**Short task:**
Keep only the lines of the data below that contain "JSON", and copy them.
▬▬▬▬▬▬▬▬▬▬
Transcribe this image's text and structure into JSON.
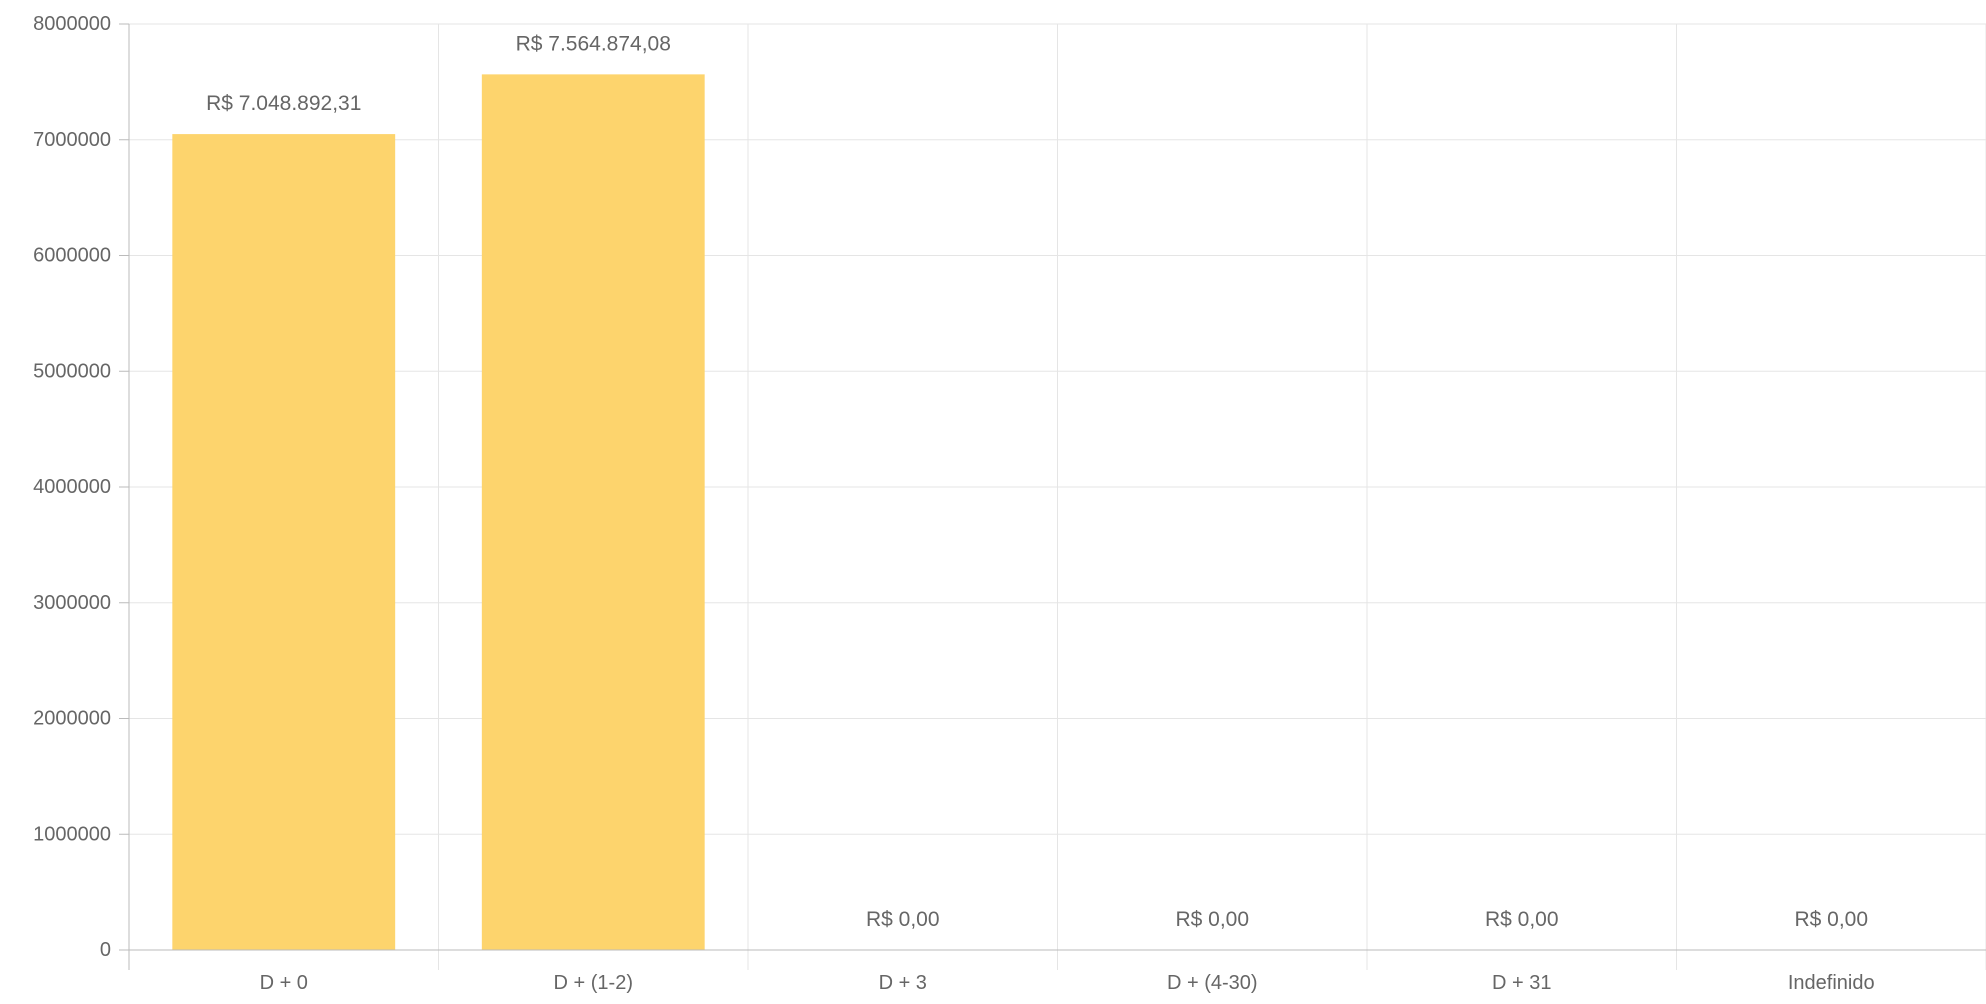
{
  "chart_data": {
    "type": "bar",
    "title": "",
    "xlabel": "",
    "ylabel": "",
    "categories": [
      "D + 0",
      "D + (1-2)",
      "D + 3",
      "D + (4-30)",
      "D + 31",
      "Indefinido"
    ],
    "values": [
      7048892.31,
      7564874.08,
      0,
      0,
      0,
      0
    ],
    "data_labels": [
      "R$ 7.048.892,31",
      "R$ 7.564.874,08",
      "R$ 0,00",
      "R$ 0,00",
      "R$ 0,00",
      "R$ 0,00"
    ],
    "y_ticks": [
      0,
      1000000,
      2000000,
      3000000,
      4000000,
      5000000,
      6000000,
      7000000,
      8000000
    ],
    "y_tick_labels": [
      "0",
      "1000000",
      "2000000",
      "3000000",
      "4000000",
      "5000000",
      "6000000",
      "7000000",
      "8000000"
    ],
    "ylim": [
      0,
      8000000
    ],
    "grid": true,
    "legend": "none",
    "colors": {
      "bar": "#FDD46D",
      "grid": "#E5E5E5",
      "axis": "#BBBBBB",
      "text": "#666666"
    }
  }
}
▬▬▬▬▬▬▬▬▬▬
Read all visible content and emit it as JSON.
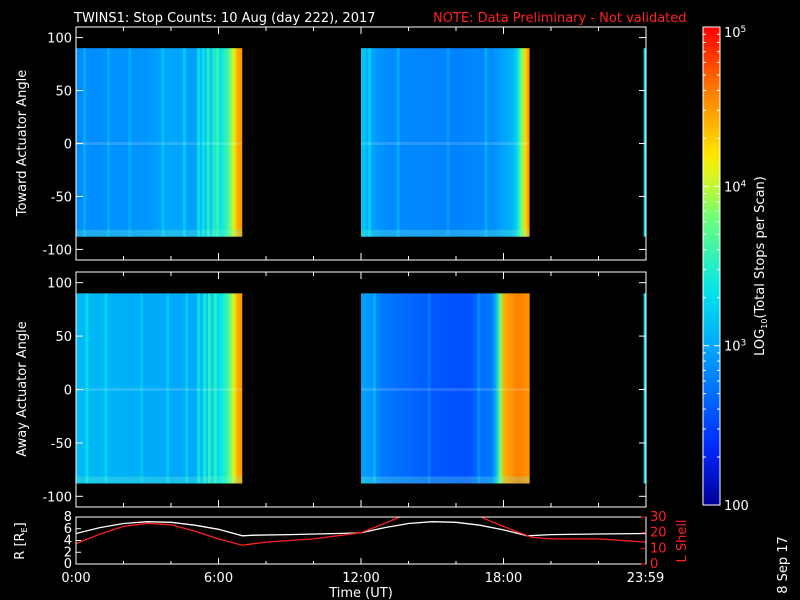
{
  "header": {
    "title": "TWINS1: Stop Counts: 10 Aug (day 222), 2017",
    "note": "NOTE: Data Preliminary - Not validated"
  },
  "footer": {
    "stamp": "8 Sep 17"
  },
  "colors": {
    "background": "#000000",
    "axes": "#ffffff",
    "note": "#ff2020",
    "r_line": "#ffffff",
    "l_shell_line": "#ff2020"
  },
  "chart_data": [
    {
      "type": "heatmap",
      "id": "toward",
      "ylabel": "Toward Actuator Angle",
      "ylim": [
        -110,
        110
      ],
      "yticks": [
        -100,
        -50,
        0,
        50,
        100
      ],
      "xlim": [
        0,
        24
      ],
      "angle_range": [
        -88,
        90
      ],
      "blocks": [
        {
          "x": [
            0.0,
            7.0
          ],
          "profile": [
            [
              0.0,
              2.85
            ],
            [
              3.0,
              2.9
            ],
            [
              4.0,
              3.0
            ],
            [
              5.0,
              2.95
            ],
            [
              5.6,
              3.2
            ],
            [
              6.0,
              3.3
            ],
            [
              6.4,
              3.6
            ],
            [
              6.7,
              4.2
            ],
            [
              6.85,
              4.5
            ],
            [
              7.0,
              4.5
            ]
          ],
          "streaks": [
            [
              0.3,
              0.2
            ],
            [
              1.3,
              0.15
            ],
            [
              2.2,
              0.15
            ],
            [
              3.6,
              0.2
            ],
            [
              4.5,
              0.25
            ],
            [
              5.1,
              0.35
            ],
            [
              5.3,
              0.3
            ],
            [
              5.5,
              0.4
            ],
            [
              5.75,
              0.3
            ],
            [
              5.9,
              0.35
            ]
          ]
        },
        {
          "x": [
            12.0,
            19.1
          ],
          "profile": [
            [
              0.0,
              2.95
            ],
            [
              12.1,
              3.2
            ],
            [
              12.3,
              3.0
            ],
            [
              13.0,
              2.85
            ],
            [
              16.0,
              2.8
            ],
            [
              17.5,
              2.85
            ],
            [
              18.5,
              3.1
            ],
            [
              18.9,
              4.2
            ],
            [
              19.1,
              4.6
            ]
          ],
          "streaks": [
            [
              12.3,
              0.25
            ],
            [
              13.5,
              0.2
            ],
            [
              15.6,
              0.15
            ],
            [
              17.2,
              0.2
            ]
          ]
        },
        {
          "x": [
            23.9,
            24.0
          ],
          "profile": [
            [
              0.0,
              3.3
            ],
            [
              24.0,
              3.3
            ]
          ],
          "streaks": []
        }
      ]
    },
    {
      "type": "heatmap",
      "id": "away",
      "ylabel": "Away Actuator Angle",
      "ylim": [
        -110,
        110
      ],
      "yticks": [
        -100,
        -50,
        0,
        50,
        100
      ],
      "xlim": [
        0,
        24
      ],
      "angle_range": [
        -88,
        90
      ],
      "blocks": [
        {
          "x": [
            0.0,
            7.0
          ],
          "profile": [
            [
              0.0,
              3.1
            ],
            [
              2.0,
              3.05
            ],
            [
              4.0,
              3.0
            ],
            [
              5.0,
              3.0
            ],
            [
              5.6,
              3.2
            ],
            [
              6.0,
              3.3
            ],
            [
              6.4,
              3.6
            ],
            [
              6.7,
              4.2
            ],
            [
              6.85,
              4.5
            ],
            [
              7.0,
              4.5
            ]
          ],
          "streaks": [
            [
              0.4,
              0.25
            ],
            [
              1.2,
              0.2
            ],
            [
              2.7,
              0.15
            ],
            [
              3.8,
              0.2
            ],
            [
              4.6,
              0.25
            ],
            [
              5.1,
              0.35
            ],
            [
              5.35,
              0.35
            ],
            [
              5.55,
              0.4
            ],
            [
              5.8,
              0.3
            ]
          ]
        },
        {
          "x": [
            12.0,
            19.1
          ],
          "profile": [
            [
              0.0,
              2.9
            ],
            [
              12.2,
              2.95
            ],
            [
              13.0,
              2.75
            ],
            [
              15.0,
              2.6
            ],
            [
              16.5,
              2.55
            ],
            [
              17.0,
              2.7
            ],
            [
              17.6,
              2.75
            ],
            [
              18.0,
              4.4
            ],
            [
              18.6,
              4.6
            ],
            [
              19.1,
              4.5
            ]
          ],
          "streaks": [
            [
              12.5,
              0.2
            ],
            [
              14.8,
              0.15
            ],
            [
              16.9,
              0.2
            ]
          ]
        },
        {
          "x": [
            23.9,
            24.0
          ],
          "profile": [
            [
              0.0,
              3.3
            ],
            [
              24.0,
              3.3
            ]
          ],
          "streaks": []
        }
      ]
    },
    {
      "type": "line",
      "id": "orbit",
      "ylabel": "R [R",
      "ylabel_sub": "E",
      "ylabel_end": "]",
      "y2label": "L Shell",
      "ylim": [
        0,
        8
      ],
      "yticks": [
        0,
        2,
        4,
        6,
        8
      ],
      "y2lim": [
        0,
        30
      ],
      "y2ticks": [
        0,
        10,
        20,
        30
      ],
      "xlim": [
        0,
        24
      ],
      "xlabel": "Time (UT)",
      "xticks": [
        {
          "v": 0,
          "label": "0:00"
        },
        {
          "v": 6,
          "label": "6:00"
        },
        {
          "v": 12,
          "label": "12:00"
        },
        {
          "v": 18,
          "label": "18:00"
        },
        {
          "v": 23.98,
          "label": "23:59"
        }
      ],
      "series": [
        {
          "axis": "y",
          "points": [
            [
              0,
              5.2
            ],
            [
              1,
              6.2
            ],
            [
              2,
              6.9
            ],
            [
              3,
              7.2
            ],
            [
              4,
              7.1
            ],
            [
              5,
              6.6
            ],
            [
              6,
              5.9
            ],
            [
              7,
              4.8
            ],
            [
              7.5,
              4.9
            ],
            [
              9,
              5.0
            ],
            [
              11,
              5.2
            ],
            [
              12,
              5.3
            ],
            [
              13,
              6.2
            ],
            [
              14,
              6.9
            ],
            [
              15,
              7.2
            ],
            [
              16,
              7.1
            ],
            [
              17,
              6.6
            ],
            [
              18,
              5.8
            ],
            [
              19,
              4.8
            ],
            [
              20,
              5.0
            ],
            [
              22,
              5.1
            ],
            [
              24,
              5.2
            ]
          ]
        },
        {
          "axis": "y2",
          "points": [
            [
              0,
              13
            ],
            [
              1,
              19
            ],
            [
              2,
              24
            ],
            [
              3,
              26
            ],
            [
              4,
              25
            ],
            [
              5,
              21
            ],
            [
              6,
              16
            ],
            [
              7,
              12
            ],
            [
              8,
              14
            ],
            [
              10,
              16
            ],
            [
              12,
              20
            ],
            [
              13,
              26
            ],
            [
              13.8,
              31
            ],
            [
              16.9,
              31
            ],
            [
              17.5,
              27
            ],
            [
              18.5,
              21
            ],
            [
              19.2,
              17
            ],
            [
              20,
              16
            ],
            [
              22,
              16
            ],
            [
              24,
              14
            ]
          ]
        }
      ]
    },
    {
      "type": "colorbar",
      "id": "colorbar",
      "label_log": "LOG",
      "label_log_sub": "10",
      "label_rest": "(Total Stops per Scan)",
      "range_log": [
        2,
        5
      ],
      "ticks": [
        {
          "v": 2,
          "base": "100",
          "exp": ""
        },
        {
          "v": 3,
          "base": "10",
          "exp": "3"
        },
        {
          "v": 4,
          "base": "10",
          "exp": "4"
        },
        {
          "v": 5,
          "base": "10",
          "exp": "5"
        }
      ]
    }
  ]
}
▬▬▬▬▬▬▬▬▬▬
**Completed task:**
Transcribe this image's text and structure into JSON.
Read all visible content and emit it as JSON.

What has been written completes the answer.